((

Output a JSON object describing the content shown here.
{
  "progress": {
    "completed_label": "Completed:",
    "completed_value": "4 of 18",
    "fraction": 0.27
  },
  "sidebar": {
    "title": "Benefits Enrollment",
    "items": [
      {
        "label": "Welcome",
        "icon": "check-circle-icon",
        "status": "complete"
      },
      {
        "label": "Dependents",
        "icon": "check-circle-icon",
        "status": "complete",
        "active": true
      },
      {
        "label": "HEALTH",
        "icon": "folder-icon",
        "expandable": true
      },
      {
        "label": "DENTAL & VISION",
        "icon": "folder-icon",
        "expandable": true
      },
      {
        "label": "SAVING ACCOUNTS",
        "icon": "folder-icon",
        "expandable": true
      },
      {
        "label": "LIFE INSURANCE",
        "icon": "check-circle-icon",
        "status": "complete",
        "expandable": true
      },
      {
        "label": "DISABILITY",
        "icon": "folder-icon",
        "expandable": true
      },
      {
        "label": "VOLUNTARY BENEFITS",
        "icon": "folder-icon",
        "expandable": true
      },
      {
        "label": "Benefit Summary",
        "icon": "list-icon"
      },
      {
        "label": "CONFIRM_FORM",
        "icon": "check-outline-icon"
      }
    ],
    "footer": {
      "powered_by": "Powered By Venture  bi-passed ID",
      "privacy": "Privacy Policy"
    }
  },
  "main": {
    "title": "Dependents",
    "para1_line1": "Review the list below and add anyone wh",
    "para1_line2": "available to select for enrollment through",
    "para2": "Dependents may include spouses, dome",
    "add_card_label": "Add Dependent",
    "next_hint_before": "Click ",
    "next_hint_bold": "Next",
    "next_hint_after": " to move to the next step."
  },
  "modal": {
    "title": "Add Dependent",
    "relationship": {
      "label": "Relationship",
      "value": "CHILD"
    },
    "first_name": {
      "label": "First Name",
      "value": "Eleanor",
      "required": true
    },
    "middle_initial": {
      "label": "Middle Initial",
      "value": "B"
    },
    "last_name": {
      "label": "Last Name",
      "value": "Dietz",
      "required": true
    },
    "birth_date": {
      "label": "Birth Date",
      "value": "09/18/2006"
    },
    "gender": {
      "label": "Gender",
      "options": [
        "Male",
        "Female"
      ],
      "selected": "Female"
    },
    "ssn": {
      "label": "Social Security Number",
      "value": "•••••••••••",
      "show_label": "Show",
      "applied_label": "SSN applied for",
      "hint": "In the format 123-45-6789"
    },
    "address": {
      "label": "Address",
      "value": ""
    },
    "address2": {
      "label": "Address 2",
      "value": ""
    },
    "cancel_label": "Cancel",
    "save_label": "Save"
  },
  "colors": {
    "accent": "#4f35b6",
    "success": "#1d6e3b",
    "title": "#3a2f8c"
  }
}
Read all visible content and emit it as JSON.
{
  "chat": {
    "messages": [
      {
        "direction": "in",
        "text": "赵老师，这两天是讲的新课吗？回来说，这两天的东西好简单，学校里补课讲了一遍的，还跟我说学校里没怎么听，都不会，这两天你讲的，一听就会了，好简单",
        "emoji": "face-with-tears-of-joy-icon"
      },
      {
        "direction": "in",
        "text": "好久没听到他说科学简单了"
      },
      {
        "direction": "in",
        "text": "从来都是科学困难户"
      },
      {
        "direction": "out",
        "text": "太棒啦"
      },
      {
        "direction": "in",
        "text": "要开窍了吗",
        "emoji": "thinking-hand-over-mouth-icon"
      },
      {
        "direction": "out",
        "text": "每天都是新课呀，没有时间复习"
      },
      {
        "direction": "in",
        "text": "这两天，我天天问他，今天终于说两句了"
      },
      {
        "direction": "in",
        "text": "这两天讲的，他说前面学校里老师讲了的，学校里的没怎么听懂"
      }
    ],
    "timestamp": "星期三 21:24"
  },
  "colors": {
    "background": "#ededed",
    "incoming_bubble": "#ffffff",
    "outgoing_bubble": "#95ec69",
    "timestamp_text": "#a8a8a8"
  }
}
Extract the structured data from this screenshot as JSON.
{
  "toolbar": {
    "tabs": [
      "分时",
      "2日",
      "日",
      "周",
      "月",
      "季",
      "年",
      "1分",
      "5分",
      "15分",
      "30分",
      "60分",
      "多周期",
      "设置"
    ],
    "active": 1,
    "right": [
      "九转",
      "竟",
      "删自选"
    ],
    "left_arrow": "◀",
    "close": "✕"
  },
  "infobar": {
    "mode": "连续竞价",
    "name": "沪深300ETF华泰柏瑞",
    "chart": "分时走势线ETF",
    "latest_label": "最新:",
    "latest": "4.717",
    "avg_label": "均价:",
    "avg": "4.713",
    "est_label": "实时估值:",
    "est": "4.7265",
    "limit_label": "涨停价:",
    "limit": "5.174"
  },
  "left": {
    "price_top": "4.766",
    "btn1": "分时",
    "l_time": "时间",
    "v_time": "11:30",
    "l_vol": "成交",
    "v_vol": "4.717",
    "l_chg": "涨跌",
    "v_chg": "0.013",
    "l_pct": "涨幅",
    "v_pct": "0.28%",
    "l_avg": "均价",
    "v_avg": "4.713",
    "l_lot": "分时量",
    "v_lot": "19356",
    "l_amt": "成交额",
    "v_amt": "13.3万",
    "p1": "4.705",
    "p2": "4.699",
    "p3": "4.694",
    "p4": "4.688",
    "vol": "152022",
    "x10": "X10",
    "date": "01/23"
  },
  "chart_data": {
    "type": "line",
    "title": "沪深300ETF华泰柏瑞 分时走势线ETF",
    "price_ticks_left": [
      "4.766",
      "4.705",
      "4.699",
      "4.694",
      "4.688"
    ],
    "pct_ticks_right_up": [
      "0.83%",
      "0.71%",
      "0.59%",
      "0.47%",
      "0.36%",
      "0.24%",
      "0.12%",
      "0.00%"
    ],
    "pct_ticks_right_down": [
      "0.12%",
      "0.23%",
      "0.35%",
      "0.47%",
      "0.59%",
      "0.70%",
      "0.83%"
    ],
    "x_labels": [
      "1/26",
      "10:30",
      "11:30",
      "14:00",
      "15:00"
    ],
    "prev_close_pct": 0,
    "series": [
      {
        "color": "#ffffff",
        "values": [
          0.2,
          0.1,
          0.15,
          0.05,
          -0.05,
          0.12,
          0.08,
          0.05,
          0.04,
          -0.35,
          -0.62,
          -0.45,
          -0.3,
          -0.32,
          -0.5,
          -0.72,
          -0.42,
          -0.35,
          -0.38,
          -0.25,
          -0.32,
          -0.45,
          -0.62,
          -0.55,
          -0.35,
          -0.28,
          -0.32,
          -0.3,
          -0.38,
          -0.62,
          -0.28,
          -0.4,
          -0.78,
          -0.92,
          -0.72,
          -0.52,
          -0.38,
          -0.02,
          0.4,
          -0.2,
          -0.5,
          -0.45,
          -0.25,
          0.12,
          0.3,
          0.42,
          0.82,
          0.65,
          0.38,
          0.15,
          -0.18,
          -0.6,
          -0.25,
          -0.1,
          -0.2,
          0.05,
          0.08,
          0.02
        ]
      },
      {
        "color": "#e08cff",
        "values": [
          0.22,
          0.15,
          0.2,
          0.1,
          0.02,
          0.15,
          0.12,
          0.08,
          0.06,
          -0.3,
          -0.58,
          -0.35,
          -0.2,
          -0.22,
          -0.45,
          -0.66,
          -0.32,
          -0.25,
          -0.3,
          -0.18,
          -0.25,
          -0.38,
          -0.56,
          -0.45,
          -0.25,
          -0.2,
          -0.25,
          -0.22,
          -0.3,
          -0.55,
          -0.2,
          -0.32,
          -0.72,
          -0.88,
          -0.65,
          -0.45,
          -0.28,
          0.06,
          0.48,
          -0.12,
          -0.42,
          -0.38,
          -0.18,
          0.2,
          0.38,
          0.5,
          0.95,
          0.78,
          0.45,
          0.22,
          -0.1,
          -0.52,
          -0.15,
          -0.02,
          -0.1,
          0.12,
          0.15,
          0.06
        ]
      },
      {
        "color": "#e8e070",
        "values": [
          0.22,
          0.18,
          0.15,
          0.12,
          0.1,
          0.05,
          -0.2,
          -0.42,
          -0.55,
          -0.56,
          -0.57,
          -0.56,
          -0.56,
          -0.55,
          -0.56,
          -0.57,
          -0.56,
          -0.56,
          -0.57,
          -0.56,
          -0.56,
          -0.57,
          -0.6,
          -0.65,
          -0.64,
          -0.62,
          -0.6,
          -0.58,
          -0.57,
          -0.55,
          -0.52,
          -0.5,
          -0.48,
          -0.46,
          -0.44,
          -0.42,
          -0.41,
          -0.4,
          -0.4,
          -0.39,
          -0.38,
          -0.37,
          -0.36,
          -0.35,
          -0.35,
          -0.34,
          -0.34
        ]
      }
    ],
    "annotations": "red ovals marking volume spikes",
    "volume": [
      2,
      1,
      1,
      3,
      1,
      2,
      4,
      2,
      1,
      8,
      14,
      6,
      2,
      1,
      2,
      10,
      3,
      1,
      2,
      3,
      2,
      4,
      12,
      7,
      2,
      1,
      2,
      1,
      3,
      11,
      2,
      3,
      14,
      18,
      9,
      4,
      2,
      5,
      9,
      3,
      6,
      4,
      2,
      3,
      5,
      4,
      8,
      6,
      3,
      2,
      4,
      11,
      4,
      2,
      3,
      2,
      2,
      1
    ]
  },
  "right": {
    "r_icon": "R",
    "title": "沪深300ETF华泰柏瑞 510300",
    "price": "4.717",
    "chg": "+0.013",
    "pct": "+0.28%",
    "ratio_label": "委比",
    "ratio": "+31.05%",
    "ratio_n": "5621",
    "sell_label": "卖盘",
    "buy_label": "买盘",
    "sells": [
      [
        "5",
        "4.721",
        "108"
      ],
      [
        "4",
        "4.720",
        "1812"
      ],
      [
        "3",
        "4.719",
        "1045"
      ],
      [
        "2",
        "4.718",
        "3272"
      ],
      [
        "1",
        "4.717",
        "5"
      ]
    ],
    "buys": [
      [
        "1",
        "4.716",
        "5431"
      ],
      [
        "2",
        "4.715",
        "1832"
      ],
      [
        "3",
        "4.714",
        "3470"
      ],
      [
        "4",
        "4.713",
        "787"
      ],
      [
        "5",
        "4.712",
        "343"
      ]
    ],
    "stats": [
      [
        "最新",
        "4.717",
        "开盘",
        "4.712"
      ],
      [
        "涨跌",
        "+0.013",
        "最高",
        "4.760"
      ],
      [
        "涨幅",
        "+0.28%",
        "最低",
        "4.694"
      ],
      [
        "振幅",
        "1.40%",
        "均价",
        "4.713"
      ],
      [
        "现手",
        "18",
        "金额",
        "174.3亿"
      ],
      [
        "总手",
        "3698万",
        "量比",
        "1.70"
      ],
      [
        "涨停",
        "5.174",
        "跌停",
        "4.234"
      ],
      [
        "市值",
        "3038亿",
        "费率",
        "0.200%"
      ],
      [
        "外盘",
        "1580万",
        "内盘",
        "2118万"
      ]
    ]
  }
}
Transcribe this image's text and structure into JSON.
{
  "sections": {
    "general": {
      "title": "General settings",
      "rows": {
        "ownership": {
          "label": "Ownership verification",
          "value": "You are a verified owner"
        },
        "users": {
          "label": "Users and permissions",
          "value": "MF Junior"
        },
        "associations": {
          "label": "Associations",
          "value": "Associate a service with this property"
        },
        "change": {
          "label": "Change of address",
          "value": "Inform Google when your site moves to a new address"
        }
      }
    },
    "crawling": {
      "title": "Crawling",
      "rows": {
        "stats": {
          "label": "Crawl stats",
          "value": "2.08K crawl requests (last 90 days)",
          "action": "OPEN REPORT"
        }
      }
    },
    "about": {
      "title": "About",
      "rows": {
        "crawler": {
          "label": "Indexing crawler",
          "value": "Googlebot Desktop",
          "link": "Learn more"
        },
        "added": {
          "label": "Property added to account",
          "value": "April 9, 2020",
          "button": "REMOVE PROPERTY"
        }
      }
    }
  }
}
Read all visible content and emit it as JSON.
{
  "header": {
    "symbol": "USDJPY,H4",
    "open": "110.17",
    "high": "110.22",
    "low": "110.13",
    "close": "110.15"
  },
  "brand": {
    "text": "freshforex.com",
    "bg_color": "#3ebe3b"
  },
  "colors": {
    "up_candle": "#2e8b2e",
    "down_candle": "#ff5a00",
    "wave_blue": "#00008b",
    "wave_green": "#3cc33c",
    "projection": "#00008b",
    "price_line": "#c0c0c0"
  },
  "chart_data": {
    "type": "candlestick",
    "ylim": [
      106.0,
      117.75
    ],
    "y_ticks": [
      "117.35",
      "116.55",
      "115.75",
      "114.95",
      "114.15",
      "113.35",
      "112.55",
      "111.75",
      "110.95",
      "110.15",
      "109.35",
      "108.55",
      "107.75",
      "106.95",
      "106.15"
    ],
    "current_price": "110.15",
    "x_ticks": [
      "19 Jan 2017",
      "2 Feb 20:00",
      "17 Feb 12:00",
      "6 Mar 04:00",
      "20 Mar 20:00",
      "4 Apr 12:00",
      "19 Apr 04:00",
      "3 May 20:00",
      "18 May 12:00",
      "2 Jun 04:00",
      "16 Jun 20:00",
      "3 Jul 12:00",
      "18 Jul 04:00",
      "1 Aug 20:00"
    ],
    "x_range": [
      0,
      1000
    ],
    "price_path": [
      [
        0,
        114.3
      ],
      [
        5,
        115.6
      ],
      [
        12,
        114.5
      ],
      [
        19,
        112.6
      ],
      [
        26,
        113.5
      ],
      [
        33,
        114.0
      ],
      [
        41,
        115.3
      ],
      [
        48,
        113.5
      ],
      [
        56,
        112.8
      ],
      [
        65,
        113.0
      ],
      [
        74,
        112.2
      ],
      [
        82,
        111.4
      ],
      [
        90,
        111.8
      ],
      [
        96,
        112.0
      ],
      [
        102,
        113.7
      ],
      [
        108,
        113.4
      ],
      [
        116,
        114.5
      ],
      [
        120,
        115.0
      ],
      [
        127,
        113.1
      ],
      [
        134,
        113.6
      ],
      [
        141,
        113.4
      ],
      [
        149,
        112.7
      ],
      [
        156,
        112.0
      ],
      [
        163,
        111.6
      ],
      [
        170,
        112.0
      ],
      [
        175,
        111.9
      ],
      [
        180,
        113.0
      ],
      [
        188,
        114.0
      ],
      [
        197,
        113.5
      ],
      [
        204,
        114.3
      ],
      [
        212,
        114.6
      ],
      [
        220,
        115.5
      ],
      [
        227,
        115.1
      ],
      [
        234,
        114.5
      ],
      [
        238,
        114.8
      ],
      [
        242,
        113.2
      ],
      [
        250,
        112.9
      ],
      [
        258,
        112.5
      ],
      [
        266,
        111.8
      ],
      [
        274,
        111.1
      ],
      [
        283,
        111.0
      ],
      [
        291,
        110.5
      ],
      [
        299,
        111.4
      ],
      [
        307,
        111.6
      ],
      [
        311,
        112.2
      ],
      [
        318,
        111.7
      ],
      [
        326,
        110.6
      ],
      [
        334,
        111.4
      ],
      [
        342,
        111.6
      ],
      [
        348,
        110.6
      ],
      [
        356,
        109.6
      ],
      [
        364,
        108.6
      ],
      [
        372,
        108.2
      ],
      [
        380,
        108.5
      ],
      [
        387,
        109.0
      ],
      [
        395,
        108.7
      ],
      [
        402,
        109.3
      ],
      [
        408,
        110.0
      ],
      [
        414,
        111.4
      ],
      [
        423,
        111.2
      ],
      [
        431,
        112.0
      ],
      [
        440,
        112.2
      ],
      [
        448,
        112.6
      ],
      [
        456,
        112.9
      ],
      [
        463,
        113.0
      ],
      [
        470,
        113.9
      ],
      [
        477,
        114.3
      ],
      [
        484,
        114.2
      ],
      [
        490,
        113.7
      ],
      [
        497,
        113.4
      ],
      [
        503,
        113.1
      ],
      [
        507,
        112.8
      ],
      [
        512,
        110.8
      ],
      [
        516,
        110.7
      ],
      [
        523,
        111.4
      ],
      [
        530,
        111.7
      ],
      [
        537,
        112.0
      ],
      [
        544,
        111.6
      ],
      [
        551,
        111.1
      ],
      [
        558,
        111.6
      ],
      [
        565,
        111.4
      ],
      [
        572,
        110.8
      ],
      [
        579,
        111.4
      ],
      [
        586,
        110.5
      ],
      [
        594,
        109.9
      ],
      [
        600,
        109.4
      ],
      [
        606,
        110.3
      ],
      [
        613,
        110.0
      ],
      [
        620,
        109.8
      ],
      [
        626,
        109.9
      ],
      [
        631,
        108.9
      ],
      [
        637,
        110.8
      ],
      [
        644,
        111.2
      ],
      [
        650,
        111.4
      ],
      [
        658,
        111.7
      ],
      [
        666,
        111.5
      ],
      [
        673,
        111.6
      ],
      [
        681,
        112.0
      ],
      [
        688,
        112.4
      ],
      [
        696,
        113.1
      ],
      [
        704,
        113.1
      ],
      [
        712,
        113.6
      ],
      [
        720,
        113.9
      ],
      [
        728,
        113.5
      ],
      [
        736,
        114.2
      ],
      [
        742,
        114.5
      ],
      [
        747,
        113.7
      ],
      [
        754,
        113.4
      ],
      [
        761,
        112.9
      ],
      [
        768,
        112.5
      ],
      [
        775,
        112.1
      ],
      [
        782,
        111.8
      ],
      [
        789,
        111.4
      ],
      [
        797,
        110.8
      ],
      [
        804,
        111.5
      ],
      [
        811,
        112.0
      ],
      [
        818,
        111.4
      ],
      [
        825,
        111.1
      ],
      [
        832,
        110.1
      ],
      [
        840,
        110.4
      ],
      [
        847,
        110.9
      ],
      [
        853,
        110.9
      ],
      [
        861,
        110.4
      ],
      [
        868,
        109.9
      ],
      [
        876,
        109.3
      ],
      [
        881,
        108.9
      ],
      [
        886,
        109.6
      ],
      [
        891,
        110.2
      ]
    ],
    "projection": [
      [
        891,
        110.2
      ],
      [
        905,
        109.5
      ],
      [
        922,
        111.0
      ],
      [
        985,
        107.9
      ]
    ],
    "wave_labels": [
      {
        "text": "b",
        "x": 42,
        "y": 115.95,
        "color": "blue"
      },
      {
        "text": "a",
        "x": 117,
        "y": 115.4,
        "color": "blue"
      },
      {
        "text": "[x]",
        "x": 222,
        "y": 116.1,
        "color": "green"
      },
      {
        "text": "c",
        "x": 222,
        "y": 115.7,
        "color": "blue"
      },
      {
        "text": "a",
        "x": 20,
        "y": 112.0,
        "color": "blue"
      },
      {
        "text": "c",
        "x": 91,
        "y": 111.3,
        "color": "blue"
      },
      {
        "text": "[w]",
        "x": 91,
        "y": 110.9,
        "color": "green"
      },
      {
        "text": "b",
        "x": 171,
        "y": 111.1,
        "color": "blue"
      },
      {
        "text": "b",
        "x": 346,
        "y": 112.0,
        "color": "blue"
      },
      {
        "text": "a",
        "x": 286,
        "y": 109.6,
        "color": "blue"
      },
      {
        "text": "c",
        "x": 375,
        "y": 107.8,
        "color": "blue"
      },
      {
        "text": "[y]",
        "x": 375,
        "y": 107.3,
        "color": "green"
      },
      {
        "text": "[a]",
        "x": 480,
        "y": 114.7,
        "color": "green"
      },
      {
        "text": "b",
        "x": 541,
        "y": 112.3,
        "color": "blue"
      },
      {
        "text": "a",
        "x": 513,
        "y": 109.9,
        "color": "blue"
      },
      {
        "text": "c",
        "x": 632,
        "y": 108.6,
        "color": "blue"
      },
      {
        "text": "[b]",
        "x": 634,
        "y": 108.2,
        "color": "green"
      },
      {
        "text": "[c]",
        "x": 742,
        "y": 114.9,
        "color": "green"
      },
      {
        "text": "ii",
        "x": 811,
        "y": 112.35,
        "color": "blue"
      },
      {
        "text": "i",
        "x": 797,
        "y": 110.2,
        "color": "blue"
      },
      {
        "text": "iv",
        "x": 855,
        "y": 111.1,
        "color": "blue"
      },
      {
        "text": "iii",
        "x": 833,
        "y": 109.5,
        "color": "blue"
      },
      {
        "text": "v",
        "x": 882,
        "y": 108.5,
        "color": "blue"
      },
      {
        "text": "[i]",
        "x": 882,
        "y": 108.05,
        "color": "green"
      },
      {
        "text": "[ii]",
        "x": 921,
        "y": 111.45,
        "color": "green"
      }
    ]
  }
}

))

Give the count of lines that hold the word "list", with nothing added.

▶ [Result of the exercise]: 2